[Dataset records start]

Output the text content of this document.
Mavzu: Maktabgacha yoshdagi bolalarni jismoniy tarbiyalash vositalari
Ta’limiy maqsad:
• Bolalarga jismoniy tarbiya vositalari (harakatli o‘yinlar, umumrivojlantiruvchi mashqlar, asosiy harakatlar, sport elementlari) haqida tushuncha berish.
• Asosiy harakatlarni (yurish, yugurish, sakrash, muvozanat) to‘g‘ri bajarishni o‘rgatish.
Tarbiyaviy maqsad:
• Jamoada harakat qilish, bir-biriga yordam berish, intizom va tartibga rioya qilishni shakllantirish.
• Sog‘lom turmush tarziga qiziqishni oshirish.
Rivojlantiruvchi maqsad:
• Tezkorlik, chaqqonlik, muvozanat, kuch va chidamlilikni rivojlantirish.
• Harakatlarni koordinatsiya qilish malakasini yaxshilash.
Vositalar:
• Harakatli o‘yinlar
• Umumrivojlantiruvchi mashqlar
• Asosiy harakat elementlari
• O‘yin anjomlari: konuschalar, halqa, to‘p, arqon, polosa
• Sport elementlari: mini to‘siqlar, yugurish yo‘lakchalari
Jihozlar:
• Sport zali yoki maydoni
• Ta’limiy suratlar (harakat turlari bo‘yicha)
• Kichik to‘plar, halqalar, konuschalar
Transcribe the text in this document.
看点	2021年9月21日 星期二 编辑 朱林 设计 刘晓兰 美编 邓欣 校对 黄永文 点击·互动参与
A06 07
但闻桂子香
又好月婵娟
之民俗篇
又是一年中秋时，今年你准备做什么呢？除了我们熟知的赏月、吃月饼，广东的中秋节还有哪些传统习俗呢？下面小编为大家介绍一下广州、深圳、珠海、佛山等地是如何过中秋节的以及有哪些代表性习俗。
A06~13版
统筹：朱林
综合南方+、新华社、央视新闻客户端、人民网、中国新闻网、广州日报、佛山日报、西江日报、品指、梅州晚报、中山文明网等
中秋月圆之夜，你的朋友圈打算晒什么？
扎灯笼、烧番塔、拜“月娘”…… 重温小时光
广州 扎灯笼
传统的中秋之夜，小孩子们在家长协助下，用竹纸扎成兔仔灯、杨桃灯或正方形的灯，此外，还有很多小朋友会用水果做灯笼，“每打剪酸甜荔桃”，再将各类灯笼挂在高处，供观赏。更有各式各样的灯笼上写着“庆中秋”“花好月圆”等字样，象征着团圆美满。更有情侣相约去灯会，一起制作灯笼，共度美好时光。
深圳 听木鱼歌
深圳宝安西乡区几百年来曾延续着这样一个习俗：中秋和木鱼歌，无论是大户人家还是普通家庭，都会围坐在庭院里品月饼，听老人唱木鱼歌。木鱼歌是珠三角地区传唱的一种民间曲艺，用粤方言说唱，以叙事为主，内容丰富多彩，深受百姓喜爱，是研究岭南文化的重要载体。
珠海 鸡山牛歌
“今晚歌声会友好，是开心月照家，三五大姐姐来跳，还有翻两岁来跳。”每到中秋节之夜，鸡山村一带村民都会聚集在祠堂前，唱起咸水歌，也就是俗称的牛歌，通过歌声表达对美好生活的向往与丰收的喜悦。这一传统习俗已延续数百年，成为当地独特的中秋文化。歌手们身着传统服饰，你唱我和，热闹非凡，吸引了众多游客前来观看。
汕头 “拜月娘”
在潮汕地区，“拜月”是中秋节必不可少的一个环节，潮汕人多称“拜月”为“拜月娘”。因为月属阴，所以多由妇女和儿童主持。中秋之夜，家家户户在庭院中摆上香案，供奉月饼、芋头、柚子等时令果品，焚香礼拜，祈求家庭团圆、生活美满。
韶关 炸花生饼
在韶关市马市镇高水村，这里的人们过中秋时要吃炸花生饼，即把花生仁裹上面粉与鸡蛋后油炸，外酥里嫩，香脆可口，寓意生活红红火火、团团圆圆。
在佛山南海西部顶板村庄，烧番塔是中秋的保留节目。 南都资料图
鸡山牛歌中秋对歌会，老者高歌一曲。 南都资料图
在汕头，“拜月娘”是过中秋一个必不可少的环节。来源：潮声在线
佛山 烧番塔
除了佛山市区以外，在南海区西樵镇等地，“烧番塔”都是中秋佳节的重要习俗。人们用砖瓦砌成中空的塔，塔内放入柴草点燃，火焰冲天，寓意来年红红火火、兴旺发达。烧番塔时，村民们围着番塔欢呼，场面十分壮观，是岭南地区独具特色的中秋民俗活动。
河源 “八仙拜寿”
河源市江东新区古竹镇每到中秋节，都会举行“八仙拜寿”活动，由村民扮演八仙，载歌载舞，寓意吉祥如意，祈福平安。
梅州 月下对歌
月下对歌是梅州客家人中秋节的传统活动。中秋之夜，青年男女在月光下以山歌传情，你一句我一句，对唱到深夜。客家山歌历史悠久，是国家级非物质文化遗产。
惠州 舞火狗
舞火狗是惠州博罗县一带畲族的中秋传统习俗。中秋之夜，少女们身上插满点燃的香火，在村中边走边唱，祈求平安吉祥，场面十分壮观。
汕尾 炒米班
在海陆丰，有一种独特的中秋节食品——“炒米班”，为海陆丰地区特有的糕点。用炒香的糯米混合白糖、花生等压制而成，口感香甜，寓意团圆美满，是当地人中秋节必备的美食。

[Dataset records end]

Search the lines above for the string "八仙拜寿" and copy each line that has it.

河源 “八仙拜寿”
河源市江东新区古竹镇每到中秋节，都会举行“八仙拜寿”活动，由村民扮演八仙，载歌载舞，寓意吉祥如意，祈福平安。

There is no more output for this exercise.